Material for the task:
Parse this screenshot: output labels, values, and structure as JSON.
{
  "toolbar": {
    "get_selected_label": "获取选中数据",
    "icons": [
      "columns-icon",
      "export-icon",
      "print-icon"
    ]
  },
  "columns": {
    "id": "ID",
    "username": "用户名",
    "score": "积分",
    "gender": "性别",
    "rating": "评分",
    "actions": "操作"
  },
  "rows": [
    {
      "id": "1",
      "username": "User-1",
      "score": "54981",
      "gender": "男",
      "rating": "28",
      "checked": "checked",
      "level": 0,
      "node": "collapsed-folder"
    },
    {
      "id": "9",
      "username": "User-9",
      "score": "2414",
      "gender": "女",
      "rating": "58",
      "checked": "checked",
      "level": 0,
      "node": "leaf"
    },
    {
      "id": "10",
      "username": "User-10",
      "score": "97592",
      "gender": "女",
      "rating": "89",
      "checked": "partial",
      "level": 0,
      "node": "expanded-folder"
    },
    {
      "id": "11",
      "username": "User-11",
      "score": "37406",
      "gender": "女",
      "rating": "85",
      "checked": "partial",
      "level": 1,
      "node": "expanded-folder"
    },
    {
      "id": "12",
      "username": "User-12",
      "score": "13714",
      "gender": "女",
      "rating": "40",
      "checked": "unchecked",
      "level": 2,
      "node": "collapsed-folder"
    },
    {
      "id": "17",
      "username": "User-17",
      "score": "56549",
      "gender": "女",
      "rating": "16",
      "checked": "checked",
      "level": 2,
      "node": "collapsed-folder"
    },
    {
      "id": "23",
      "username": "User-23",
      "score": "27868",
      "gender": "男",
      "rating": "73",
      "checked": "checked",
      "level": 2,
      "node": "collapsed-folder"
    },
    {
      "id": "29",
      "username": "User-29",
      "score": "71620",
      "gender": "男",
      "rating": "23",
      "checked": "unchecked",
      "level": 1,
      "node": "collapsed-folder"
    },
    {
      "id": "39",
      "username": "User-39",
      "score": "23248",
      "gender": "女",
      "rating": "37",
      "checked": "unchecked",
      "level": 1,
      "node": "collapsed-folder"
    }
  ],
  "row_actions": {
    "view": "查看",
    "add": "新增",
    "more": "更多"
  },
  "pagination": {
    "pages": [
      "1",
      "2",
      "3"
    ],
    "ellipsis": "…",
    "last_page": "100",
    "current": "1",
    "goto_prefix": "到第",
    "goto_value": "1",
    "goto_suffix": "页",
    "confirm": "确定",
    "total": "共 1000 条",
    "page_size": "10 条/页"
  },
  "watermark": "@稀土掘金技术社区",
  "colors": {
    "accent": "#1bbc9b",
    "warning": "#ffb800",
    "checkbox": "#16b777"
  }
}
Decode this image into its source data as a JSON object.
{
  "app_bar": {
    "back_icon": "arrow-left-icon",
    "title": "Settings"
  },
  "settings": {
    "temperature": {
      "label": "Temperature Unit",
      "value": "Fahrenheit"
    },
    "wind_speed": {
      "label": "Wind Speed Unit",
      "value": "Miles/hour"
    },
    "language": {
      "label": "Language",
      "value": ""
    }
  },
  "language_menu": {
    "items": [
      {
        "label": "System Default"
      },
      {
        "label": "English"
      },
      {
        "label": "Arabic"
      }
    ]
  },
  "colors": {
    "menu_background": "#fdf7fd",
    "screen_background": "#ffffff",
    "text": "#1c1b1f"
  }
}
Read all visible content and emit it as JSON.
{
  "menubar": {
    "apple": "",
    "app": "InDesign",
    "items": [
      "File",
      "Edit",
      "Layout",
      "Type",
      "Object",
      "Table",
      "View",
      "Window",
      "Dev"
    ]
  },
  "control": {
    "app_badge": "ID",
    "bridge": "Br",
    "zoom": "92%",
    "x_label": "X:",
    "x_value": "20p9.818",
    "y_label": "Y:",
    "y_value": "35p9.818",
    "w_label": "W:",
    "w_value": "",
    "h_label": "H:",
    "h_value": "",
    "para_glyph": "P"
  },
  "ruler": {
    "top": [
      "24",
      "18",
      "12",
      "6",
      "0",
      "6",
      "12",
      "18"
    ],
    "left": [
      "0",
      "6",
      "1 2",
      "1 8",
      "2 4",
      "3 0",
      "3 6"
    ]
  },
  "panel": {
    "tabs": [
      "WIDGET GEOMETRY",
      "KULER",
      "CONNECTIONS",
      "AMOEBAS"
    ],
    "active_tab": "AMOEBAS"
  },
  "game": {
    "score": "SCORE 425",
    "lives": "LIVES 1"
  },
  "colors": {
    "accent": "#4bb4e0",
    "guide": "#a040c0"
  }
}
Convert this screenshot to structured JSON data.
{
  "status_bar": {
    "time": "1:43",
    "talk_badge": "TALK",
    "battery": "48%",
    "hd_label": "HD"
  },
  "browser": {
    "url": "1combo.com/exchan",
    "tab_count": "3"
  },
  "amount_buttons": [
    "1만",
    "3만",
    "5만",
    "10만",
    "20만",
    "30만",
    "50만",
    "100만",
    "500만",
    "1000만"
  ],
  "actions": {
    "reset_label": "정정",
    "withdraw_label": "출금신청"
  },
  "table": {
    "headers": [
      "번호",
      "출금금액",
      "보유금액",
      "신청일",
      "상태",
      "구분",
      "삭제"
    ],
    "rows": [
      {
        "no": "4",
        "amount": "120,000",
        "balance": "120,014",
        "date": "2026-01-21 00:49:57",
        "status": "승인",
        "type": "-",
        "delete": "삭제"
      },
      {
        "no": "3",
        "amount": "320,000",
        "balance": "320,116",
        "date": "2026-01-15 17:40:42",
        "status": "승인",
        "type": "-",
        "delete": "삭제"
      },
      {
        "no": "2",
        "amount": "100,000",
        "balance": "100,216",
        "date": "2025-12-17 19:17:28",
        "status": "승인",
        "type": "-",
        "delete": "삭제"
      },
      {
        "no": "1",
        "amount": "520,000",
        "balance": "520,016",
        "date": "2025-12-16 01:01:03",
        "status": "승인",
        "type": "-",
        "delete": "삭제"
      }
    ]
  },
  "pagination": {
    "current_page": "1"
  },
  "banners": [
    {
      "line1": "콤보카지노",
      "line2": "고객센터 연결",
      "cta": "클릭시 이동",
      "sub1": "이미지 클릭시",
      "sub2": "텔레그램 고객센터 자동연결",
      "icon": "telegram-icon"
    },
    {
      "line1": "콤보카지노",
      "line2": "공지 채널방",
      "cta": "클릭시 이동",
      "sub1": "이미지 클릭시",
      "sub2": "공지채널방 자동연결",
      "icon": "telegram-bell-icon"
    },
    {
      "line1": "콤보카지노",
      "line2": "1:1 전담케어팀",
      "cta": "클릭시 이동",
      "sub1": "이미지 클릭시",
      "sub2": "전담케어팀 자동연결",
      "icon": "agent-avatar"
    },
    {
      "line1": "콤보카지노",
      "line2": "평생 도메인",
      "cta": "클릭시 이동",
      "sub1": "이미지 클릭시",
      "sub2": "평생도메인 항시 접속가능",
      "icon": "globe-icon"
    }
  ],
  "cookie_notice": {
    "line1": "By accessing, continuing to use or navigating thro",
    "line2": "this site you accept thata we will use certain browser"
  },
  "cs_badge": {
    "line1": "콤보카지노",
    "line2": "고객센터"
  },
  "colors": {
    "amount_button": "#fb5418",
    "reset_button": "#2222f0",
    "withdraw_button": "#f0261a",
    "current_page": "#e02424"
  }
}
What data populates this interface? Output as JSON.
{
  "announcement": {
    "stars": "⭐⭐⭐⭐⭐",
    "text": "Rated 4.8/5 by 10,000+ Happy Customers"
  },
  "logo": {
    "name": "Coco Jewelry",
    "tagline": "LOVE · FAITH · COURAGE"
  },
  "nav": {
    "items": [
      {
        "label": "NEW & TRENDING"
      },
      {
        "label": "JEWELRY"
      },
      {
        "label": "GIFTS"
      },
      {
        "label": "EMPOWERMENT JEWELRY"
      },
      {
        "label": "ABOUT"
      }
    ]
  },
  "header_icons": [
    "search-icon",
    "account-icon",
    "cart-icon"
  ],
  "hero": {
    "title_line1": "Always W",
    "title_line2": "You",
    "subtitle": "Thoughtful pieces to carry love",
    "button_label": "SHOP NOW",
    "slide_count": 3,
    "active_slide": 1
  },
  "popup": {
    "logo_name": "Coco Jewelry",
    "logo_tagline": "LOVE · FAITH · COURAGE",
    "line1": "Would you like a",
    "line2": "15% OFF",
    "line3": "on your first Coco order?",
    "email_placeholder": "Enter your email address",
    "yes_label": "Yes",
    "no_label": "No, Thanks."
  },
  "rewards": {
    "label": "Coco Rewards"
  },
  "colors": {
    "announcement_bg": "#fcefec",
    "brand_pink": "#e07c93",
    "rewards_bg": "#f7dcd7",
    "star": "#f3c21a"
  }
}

What to produce:
Copy each line of the data that contains the word "telegram".

Reply:
      "icon": "telegram-icon"
      "icon": "telegram-bell-icon"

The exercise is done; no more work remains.